*DIRECTIONS FOR THIS TASK*:
Reproduce each line from the records that holds "grey".

--- start EXERCISE MATERIALS ---

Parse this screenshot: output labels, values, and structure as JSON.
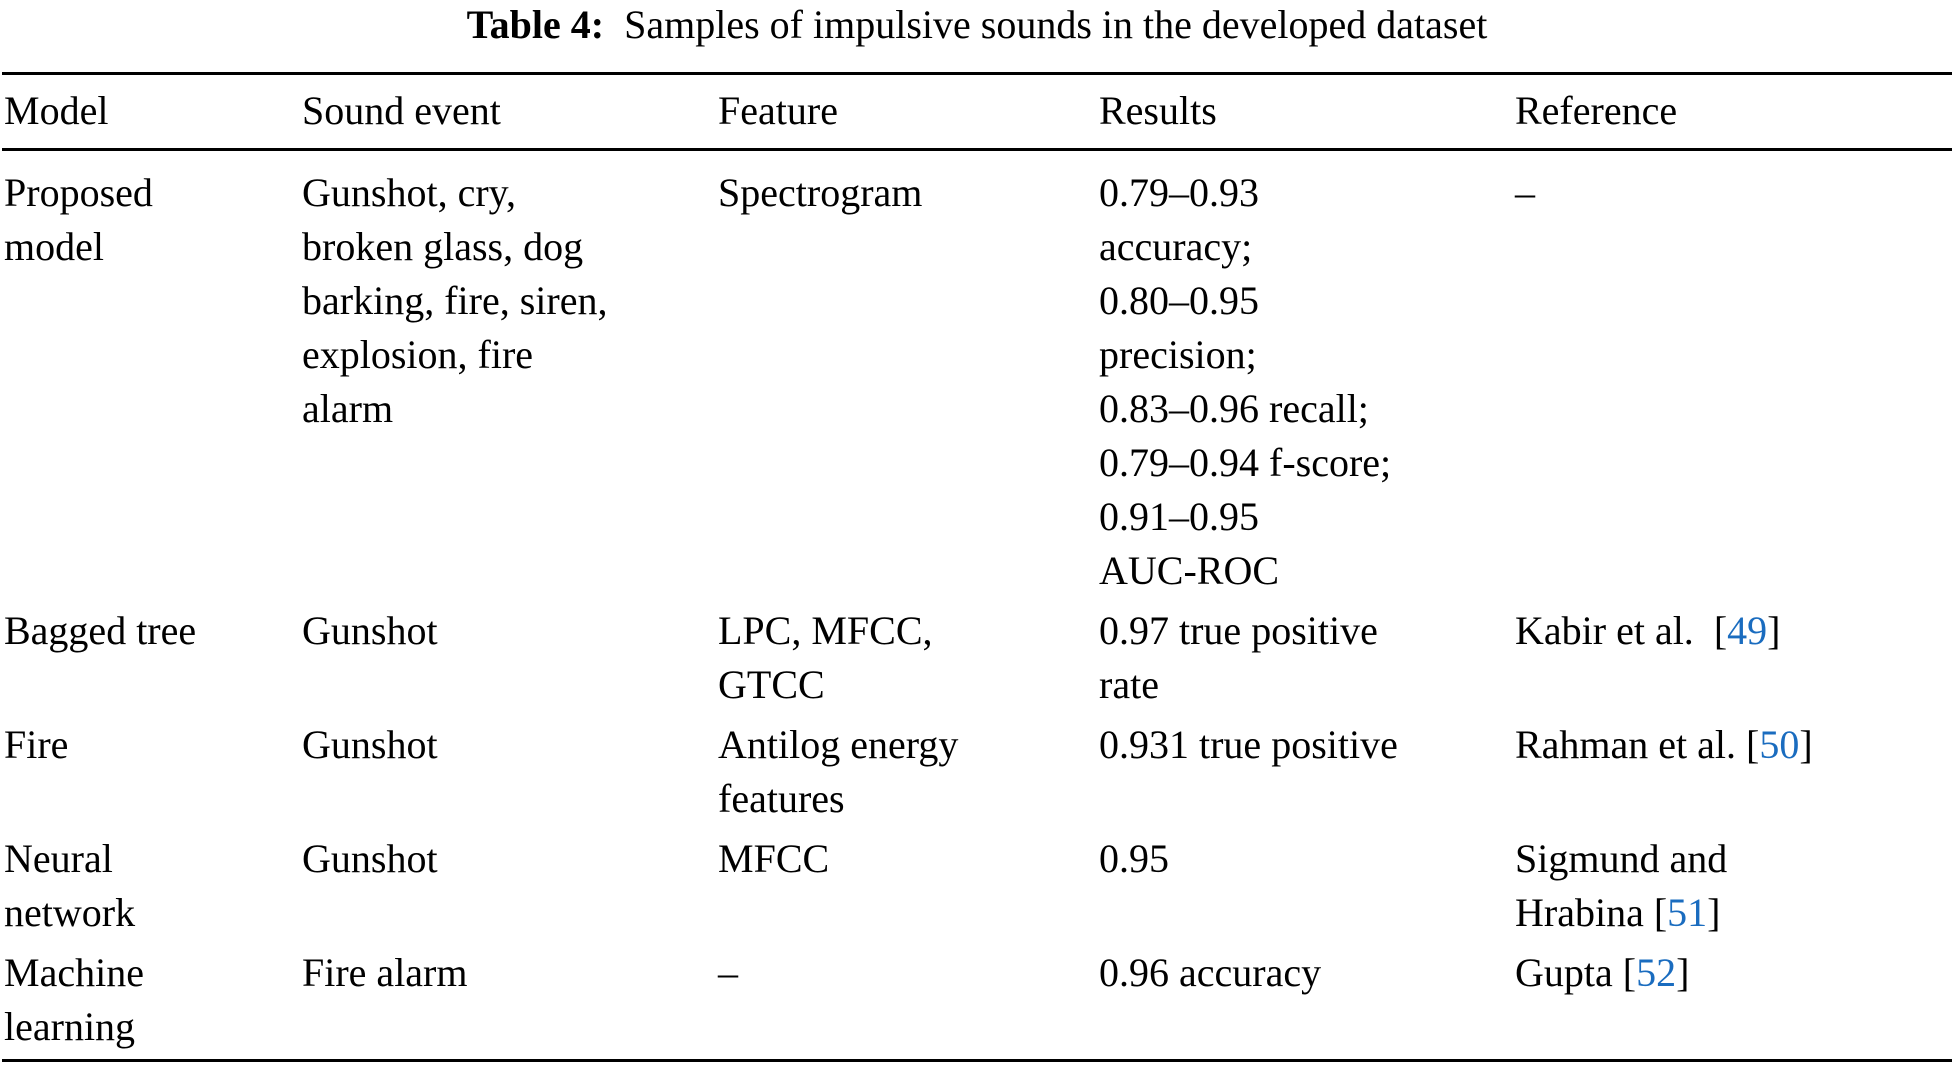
{
  "caption": {
    "label": "Table 4:",
    "text": "Samples of impulsive sounds in the developed dataset"
  },
  "colors": {
    "text": "#000000",
    "link": "#1a6cbf",
    "rule": "#000000"
  },
  "table": {
    "headers": [
      "Model",
      "Sound event",
      "Feature",
      "Results",
      "Reference"
    ],
    "rows": [
      {
        "model": [
          "Proposed",
          "model"
        ],
        "sound_event": [
          "Gunshot, cry,",
          "broken glass, dog",
          "barking, fire, siren,",
          "explosion, fire",
          "alarm"
        ],
        "feature": [
          "Spectrogram"
        ],
        "results": [
          "0.79–0.93",
          "accuracy;",
          "0.80–0.95",
          "precision;",
          "0.83–0.96 recall;",
          "0.79–0.94 f-score;",
          "0.91–0.95",
          "AUC-ROC"
        ],
        "reference": {
          "text": "–",
          "open": "",
          "cite": "",
          "close": ""
        }
      },
      {
        "model": [
          "Bagged tree"
        ],
        "sound_event": [
          "Gunshot"
        ],
        "feature": [
          "LPC, MFCC,",
          "GTCC"
        ],
        "results": [
          "0.97 true positive",
          "rate"
        ],
        "reference": {
          "text": "Kabir et al.  ",
          "open": "[",
          "cite": "49",
          "close": "]"
        }
      },
      {
        "model": [
          "Fire"
        ],
        "sound_event": [
          "Gunshot"
        ],
        "feature": [
          "Antilog energy",
          "features"
        ],
        "results": [
          "0.931 true positive"
        ],
        "reference": {
          "text": "Rahman et al. ",
          "open": "[",
          "cite": "50",
          "close": "]"
        }
      },
      {
        "model": [
          "Neural",
          "network"
        ],
        "sound_event": [
          "Gunshot"
        ],
        "feature": [
          "MFCC"
        ],
        "results": [
          "0.95"
        ],
        "reference": {
          "text_line1": "Sigmund and",
          "text": "Hrabina ",
          "open": "[",
          "cite": "51",
          "close": "]"
        }
      },
      {
        "model": [
          "Machine",
          "learning"
        ],
        "sound_event": [
          "Fire alarm"
        ],
        "feature": [
          "–"
        ],
        "results": [
          "0.96 accuracy"
        ],
        "reference": {
          "text": "Gupta ",
          "open": "[",
          "cite": "52",
          "close": "]"
        }
      }
    ]
  }
}
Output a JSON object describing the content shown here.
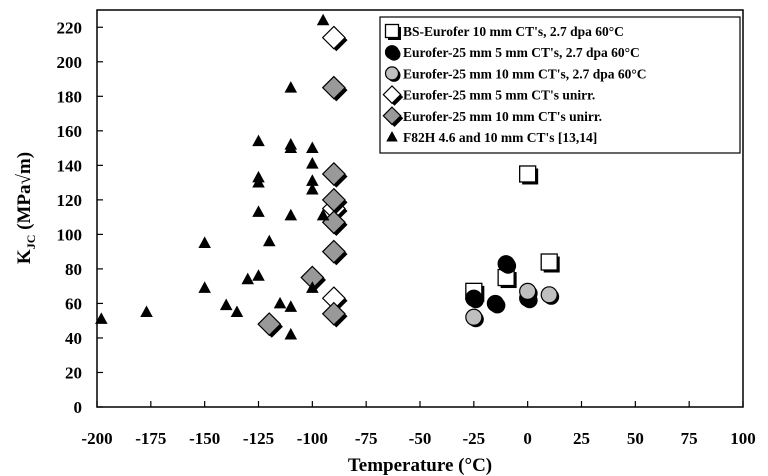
{
  "chart_data": {
    "type": "scatter",
    "xlabel": "Temperature (°C)",
    "ylabel": "K_JC (MPa√m)",
    "ylabel_main": "K",
    "ylabel_sub": "JC",
    "ylabel_rest": " (MPa√m)",
    "xlim": [
      -200,
      100
    ],
    "ylim": [
      0,
      230
    ],
    "x_ticks": [
      -200,
      -175,
      -150,
      -125,
      -100,
      -75,
      -50,
      -25,
      0,
      25,
      50,
      75,
      100
    ],
    "y_ticks": [
      0,
      20,
      40,
      60,
      80,
      100,
      120,
      140,
      160,
      180,
      200,
      220
    ],
    "grid": false,
    "legend_position": "top-right",
    "series": [
      {
        "name": "BS-Eurofer 10 mm CT's, 2.7 dpa 60°C",
        "marker": "open-square",
        "color": "#ffffff",
        "points": [
          [
            -25,
            67
          ],
          [
            -10,
            75
          ],
          [
            0,
            135
          ],
          [
            10,
            84
          ]
        ]
      },
      {
        "name": "Eurofer-25 mm 5 mm CT's, 2.7 dpa 60°C",
        "marker": "filled-circle",
        "color": "#000000",
        "points": [
          [
            -25,
            63
          ],
          [
            -15,
            60
          ],
          [
            -10,
            83
          ],
          [
            0,
            63
          ]
        ]
      },
      {
        "name": "Eurofer-25 mm 10 mm CT's, 2.7 dpa 60°C",
        "marker": "grey-circle",
        "color": "#bfbfbf",
        "points": [
          [
            -25,
            52
          ],
          [
            0,
            67
          ],
          [
            10,
            65
          ]
        ]
      },
      {
        "name": "Eurofer-25 mm 5 mm CT's unirr.",
        "marker": "open-diamond",
        "color": "#ffffff",
        "points": [
          [
            -90,
            214
          ],
          [
            -90,
            115
          ],
          [
            -90,
            63
          ]
        ]
      },
      {
        "name": "Eurofer-25 mm 10 mm CT's unirr.",
        "marker": "grey-diamond",
        "color": "#999999",
        "points": [
          [
            -90,
            185
          ],
          [
            -90,
            135
          ],
          [
            -90,
            120
          ],
          [
            -90,
            107
          ],
          [
            -90,
            90
          ],
          [
            -90,
            54
          ],
          [
            -100,
            75
          ],
          [
            -120,
            48
          ]
        ]
      },
      {
        "name": "F82H 4.6 and 10 mm CT's [13,14]",
        "marker": "filled-triangle",
        "color": "#000000",
        "points": [
          [
            -198,
            51
          ],
          [
            -177,
            55
          ],
          [
            -150,
            95
          ],
          [
            -150,
            69
          ],
          [
            -140,
            59
          ],
          [
            -135,
            55
          ],
          [
            -130,
            74
          ],
          [
            -125,
            154
          ],
          [
            -125,
            133
          ],
          [
            -125,
            130
          ],
          [
            -125,
            113
          ],
          [
            -125,
            76
          ],
          [
            -120,
            96
          ],
          [
            -115,
            60
          ],
          [
            -110,
            185
          ],
          [
            -110,
            152
          ],
          [
            -110,
            150
          ],
          [
            -110,
            111
          ],
          [
            -110,
            58
          ],
          [
            -110,
            42
          ],
          [
            -100,
            150
          ],
          [
            -100,
            141
          ],
          [
            -100,
            131
          ],
          [
            -100,
            126
          ],
          [
            -100,
            69
          ],
          [
            -95,
            111
          ],
          [
            -95,
            224
          ]
        ]
      }
    ]
  }
}
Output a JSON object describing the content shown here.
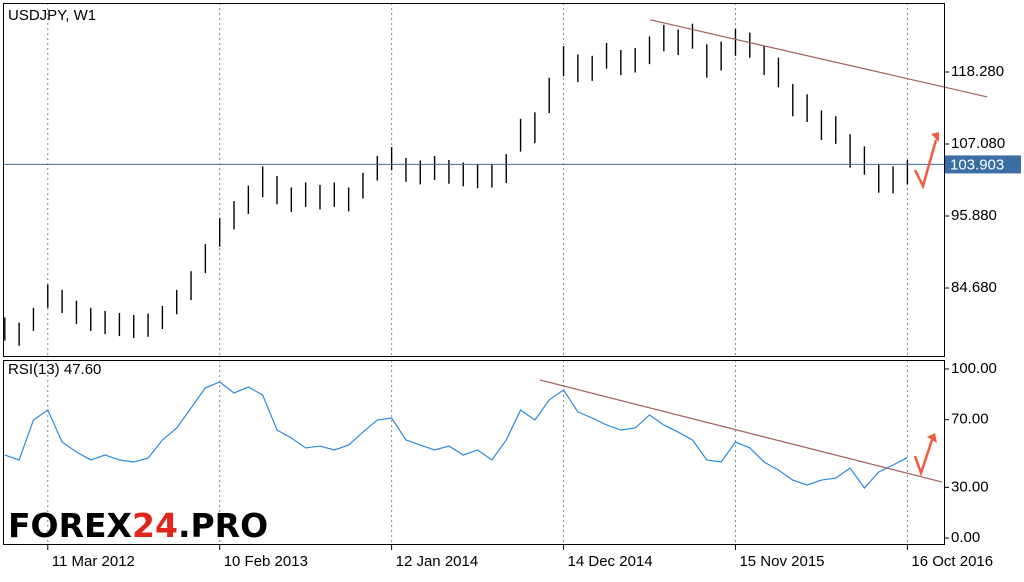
{
  "chart_data": [
    {
      "type": "ohlc",
      "title": "USDJPY, W1",
      "color": "#000000",
      "x": [
        0,
        4,
        8,
        12,
        16,
        20,
        24,
        28,
        32,
        36,
        40,
        44,
        48,
        52,
        56,
        60,
        64,
        68,
        72,
        76,
        80,
        84,
        88,
        92,
        96,
        100,
        104,
        108,
        112,
        116,
        120,
        124,
        128,
        132,
        136,
        140,
        144,
        148,
        152,
        156,
        160,
        164,
        168,
        172,
        176,
        180,
        184,
        188,
        192,
        196,
        200,
        204,
        208,
        212,
        216,
        220,
        224,
        228,
        232,
        236,
        240,
        244,
        248,
        252
      ],
      "high": [
        80.1,
        79.3,
        81.6,
        85.2,
        84.4,
        82.7,
        81.6,
        81.1,
        80.8,
        80.5,
        80.7,
        81.9,
        84.4,
        87.3,
        91.5,
        95.6,
        98.2,
        100.6,
        103.6,
        102.1,
        100.3,
        101.1,
        100.7,
        101.1,
        100.3,
        102.6,
        105.2,
        106.6,
        104.9,
        104.5,
        105.2,
        104.6,
        104.2,
        103.9,
        104.0,
        105.5,
        111.0,
        112.0,
        117.4,
        122.3,
        121.0,
        120.8,
        122.8,
        121.7,
        122.0,
        123.8,
        125.6,
        124.9,
        125.8,
        122.6,
        123.0,
        125.0,
        124.4,
        122.3,
        120.5,
        116.4,
        114.8,
        112.3,
        111.4,
        108.6,
        106.7,
        104.0,
        103.6,
        104.6
      ],
      "low": [
        76.5,
        75.7,
        78.0,
        81.6,
        80.8,
        79.1,
        78.0,
        77.5,
        77.2,
        76.9,
        77.1,
        78.3,
        80.6,
        82.8,
        87.0,
        91.1,
        93.8,
        96.2,
        98.8,
        97.7,
        96.5,
        97.3,
        96.9,
        97.3,
        96.6,
        98.6,
        101.4,
        103.0,
        101.2,
        100.8,
        101.5,
        100.9,
        100.5,
        100.2,
        100.3,
        101.0,
        105.9,
        107.2,
        111.9,
        117.6,
        116.7,
        116.9,
        118.8,
        117.8,
        118.2,
        119.5,
        121.5,
        120.9,
        121.9,
        117.4,
        118.5,
        120.8,
        120.5,
        117.8,
        115.9,
        111.4,
        110.5,
        107.7,
        107.1,
        103.4,
        102.3,
        99.5,
        99.4,
        100.8
      ],
      "xlim": [
        -0.5,
        262.5
      ],
      "ylim": [
        73.95,
        129.01
      ],
      "yticks": [
        {
          "value": 84.68,
          "label": "84.680"
        },
        {
          "value": 95.88,
          "label": "95.880"
        },
        {
          "value": 107.08,
          "label": "107.080"
        },
        {
          "value": 118.28,
          "label": "118.280"
        }
      ],
      "current_price": {
        "value": 103.903,
        "label": "103.903"
      },
      "trendline": {
        "x": [
          180.2,
          274.3
        ],
        "y": [
          126.4,
          114.4
        ],
        "color": "#a0605a"
      }
    },
    {
      "type": "line",
      "title": "RSI(13) 47.60",
      "color": "#2b8ae0",
      "x": [
        0,
        4,
        8,
        12,
        16,
        20,
        24,
        28,
        32,
        36,
        40,
        44,
        48,
        52,
        56,
        60,
        64,
        68,
        72,
        76,
        80,
        84,
        88,
        92,
        96,
        100,
        104,
        108,
        112,
        116,
        120,
        124,
        128,
        132,
        136,
        140,
        144,
        148,
        152,
        156,
        160,
        164,
        168,
        172,
        176,
        180,
        184,
        188,
        192,
        196,
        200,
        204,
        208,
        212,
        216,
        220,
        224,
        228,
        232,
        236,
        240,
        244,
        248,
        252
      ],
      "values": [
        49.1,
        46.2,
        69.8,
        75.7,
        56.8,
        50.9,
        46.2,
        49.1,
        46.2,
        45.0,
        47.3,
        58.0,
        65.1,
        76.9,
        88.8,
        92.3,
        85.8,
        89.3,
        84.6,
        63.9,
        59.2,
        53.3,
        54.4,
        52.1,
        55.0,
        62.7,
        69.8,
        71.0,
        58.0,
        55.0,
        52.1,
        54.4,
        49.1,
        52.1,
        46.2,
        58.0,
        75.7,
        69.8,
        81.7,
        87.6,
        74.6,
        71.0,
        66.9,
        63.9,
        65.1,
        72.8,
        66.9,
        62.7,
        58.0,
        46.2,
        45.0,
        56.8,
        53.3,
        45.0,
        40.2,
        34.3,
        31.4,
        34.3,
        35.5,
        41.4,
        29.6,
        39.1,
        43.2,
        47.6
      ],
      "xlim": [
        -0.5,
        262.5
      ],
      "ylim": [
        -4.1,
        105.3
      ],
      "yticks": [
        {
          "value": 0,
          "label": "0.00"
        },
        {
          "value": 30,
          "label": "30.00"
        },
        {
          "value": 70,
          "label": "70.00"
        },
        {
          "value": 100,
          "label": "100.00"
        }
      ],
      "xticks": [
        {
          "value": 12,
          "label": "11 Mar 2012"
        },
        {
          "value": 60,
          "label": "10 Feb 2013"
        },
        {
          "value": 108,
          "label": "12 Jan 2014"
        },
        {
          "value": 156,
          "label": "14 Dec 2014"
        },
        {
          "value": 204,
          "label": "15 Nov 2015"
        },
        {
          "value": 252,
          "label": "16 Oct 2016"
        }
      ],
      "trendline": {
        "x": [
          149.4,
          261.7
        ],
        "y": [
          93.5,
          33.1
        ],
        "color": "#a0605a"
      }
    }
  ],
  "logo": {
    "prefix": "FOREX",
    "highlight": "24",
    "suffix": ".PRO"
  }
}
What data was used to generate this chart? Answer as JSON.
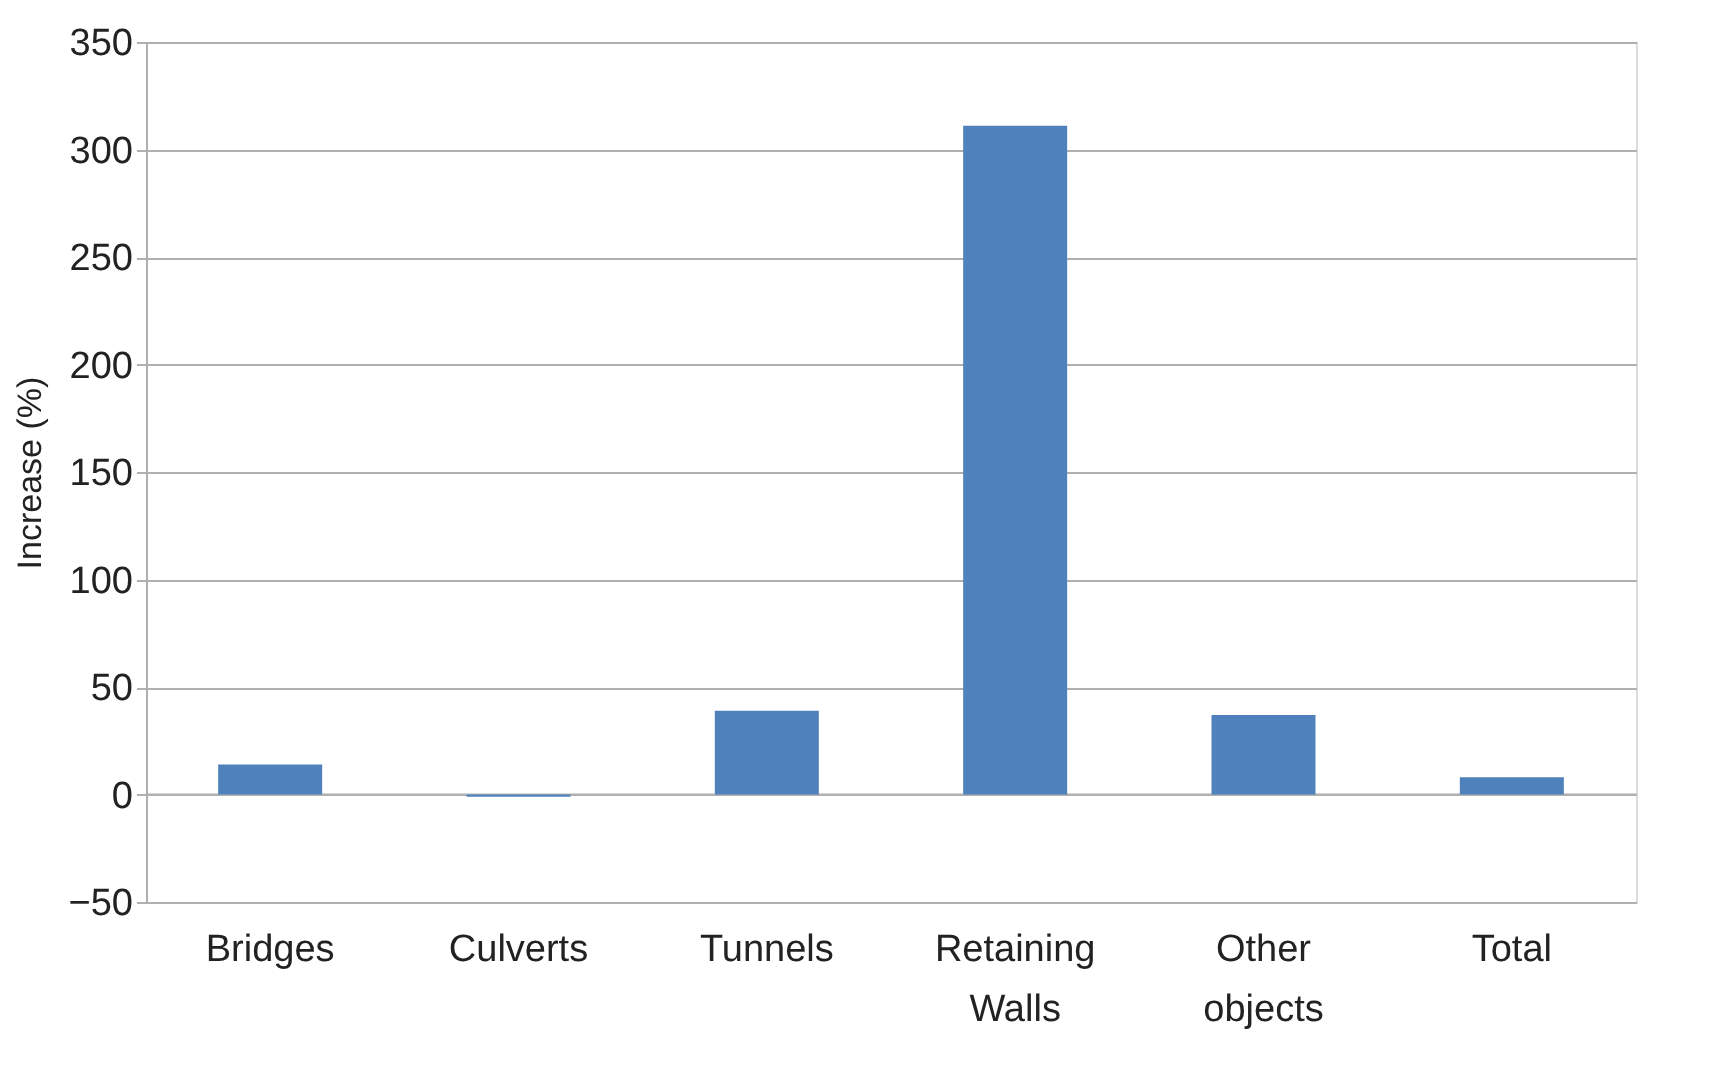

--- end EXERCISE MATERIALS ---

*SOLUTION TO THIS PROBLEM*:
        "marker": "grey-circle",
        "marker": "grey-diamond",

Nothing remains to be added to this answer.